WHAT YOU WILL DO: Return the whole listing, keeping every character the same.

PROVIDED DATA:
+++

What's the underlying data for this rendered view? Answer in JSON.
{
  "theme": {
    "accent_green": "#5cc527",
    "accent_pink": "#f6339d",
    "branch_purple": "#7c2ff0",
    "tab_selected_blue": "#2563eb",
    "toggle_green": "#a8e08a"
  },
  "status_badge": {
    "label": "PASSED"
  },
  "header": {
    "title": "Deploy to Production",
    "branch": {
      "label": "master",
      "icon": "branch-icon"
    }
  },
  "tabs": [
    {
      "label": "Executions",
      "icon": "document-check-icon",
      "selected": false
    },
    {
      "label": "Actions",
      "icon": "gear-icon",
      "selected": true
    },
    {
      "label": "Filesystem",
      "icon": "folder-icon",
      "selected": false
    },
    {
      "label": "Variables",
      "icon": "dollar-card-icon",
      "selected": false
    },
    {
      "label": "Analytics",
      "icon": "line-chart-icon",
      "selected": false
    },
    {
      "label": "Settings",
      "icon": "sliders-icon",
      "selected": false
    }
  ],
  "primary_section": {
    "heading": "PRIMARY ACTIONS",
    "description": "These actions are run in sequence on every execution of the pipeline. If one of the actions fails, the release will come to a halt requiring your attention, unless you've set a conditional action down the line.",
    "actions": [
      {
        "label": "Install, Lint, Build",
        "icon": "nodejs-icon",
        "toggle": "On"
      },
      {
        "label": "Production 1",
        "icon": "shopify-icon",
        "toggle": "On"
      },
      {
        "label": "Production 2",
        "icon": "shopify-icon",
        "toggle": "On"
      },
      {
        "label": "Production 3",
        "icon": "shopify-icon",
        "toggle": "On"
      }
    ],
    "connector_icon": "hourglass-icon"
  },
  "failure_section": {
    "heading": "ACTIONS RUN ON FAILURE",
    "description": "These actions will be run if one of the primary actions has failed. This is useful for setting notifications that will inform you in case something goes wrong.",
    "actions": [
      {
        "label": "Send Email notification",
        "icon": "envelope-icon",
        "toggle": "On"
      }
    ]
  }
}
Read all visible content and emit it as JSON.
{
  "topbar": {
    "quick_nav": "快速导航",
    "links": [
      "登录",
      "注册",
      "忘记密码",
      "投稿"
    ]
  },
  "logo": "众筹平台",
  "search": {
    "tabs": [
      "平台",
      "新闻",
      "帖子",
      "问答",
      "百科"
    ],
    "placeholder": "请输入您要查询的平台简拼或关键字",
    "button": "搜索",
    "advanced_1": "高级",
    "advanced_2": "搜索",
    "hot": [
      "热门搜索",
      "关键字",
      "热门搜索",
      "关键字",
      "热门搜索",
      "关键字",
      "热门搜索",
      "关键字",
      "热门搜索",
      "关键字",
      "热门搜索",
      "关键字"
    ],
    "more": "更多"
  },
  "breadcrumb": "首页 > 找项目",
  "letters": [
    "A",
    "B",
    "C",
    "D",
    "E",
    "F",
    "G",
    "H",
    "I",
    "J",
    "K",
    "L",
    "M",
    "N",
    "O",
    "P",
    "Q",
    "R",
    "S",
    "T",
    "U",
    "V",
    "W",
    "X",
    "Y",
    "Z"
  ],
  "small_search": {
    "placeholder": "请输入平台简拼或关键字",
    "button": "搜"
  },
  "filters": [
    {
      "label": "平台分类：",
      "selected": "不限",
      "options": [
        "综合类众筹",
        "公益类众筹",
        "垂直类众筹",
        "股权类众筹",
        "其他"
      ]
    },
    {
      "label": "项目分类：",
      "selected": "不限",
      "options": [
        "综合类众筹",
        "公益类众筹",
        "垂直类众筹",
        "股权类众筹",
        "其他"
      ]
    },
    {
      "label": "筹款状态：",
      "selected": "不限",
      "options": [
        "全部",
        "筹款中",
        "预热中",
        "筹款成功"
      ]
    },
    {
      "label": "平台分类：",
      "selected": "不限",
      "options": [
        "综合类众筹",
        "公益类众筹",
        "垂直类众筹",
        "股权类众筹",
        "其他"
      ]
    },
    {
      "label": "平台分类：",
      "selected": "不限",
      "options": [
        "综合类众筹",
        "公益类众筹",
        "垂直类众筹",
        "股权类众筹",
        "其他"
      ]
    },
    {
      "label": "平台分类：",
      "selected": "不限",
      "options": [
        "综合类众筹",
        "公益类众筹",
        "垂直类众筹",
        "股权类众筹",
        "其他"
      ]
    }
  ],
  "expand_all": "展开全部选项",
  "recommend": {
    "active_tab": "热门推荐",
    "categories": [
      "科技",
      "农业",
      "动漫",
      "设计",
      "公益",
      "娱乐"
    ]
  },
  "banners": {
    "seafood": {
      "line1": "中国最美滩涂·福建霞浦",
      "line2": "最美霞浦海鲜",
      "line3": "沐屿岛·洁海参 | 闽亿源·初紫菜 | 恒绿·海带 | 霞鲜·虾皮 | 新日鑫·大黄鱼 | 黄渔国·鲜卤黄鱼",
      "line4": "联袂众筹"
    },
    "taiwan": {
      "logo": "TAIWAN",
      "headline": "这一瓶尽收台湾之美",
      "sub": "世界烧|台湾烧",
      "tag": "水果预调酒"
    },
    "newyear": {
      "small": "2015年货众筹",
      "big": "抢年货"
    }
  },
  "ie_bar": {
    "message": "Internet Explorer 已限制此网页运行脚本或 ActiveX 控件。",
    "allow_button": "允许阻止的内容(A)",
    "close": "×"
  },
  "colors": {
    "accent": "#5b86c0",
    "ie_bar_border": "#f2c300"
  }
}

+++

COMPLETE ANSWER:
What's the underlying data for this rendered view? Answer in JSON.
{
  "theme": {
    "accent_green": "#5cc527",
    "accent_pink": "#f6339d",
    "branch_purple": "#7c2ff0",
    "tab_selected_blue": "#2563eb",
    "toggle_green": "#a8e08a"
  },
  "status_badge": {
    "label": "PASSED"
  },
  "header": {
    "title": "Deploy to Production",
    "branch": {
      "label": "master",
      "icon": "branch-icon"
    }
  },
  "tabs": [
    {
      "label": "Executions",
      "icon": "document-check-icon",
      "selected": false
    },
    {
      "label": "Actions",
      "icon": "gear-icon",
      "selected": true
    },
    {
      "label": "Filesystem",
      "icon": "folder-icon",
      "selected": false
    },
    {
      "label": "Variables",
      "icon": "dollar-card-icon",
      "selected": false
    },
    {
      "label": "Analytics",
      "icon": "line-chart-icon",
      "selected": false
    },
    {
      "label": "Settings",
      "icon": "sliders-icon",
      "selected": false
    }
  ],
  "primary_section": {
    "heading": "PRIMARY ACTIONS",
    "description": "These actions are run in sequence on every execution of the pipeline. If one of the actions fails, the release will come to a halt requiring your attention, unless you've set a conditional action down the line.",
    "actions": [
      {
        "label": "Install, Lint, Build",
        "icon": "nodejs-icon",
        "toggle": "On"
      },
      {
        "label": "Production 1",
        "icon": "shopify-icon",
        "toggle": "On"
      },
      {
        "label": "Production 2",
        "icon": "shopify-icon",
        "toggle": "On"
      },
      {
        "label": "Production 3",
        "icon": "shopify-icon",
        "toggle": "On"
      }
    ],
    "connector_icon": "hourglass-icon"
  },
  "failure_section": {
    "heading": "ACTIONS RUN ON FAILURE",
    "description": "These actions will be run if one of the primary actions has failed. This is useful for setting notifications that will inform you in case something goes wrong.",
    "actions": [
      {
        "label": "Send Email notification",
        "icon": "envelope-icon",
        "toggle": "On"
      }
    ]
  }
}
Read all visible content and emit it as JSON.
{
  "topbar": {
    "quick_nav": "快速导航",
    "links": [
      "登录",
      "注册",
      "忘记密码",
      "投稿"
    ]
  },
  "logo": "众筹平台",
  "search": {
    "tabs": [
      "平台",
      "新闻",
      "帖子",
      "问答",
      "百科"
    ],
    "placeholder": "请输入您要查询的平台简拼或关键字",
    "button": "搜索",
    "advanced_1": "高级",
    "advanced_2": "搜索",
    "hot": [
      "热门搜索",
      "关键字",
      "热门搜索",
      "关键字",
      "热门搜索",
      "关键字",
      "热门搜索",
      "关键字",
      "热门搜索",
      "关键字",
      "热门搜索",
      "关键字"
    ],
    "more": "更多"
  },
  "breadcrumb": "首页 > 找项目",
  "letters": [
    "A",
    "B",
    "C",
    "D",
    "E",
    "F",
    "G",
    "H",
    "I",
    "J",
    "K",
    "L",
    "M",
    "N",
    "O",
    "P",
    "Q",
    "R",
    "S",
    "T",
    "U",
    "V",
    "W",
    "X",
    "Y",
    "Z"
  ],
  "small_search": {
    "placeholder": "请输入平台简拼或关键字",
    "button": "搜"
  },
  "filters": [
    {
      "label": "平台分类：",
      "selected": "不限",
      "options": [
        "综合类众筹",
        "公益类众筹",
        "垂直类众筹",
        "股权类众筹",
        "其他"
      ]
    },
    {
      "label": "项目分类：",
      "selected": "不限",
      "options": [
        "综合类众筹",
        "公益类众筹",
        "垂直类众筹",
        "股权类众筹",
        "其他"
      ]
    },
    {
      "label": "筹款状态：",
      "selected": "不限",
      "options": [
        "全部",
        "筹款中",
        "预热中",
        "筹款成功"
      ]
    },
    {
      "label": "平台分类：",
      "selected": "不限",
      "options": [
        "综合类众筹",
        "公益类众筹",
        "垂直类众筹",
        "股权类众筹",
        "其他"
      ]
    },
    {
      "label": "平台分类：",
      "selected": "不限",
      "options": [
        "综合类众筹",
        "公益类众筹",
        "垂直类众筹",
        "股权类众筹",
        "其他"
      ]
    },
    {
      "label": "平台分类：",
      "selected": "不限",
      "options": [
        "综合类众筹",
        "公益类众筹",
        "垂直类众筹",
        "股权类众筹",
        "其他"
      ]
    }
  ],
  "expand_all": "展开全部选项",
  "recommend": {
    "active_tab": "热门推荐",
    "categories": [
      "科技",
      "农业",
      "动漫",
      "设计",
      "公益",
      "娱乐"
    ]
  },
  "banners": {
    "seafood": {
      "line1": "中国最美滩涂·福建霞浦",
      "line2": "最美霞浦海鲜",
      "line3": "沐屿岛·洁海参 | 闽亿源·初紫菜 | 恒绿·海带 | 霞鲜·虾皮 | 新日鑫·大黄鱼 | 黄渔国·鲜卤黄鱼",
      "line4": "联袂众筹"
    },
    "taiwan": {
      "logo": "TAIWAN",
      "headline": "这一瓶尽收台湾之美",
      "sub": "世界烧|台湾烧",
      "tag": "水果预调酒"
    },
    "newyear": {
      "small": "2015年货众筹",
      "big": "抢年货"
    }
  },
  "ie_bar": {
    "message": "Internet Explorer 已限制此网页运行脚本或 ActiveX 控件。",
    "allow_button": "允许阻止的内容(A)",
    "close": "×"
  },
  "colors": {
    "accent": "#5b86c0",
    "ie_bar_border": "#f2c300"
  }
}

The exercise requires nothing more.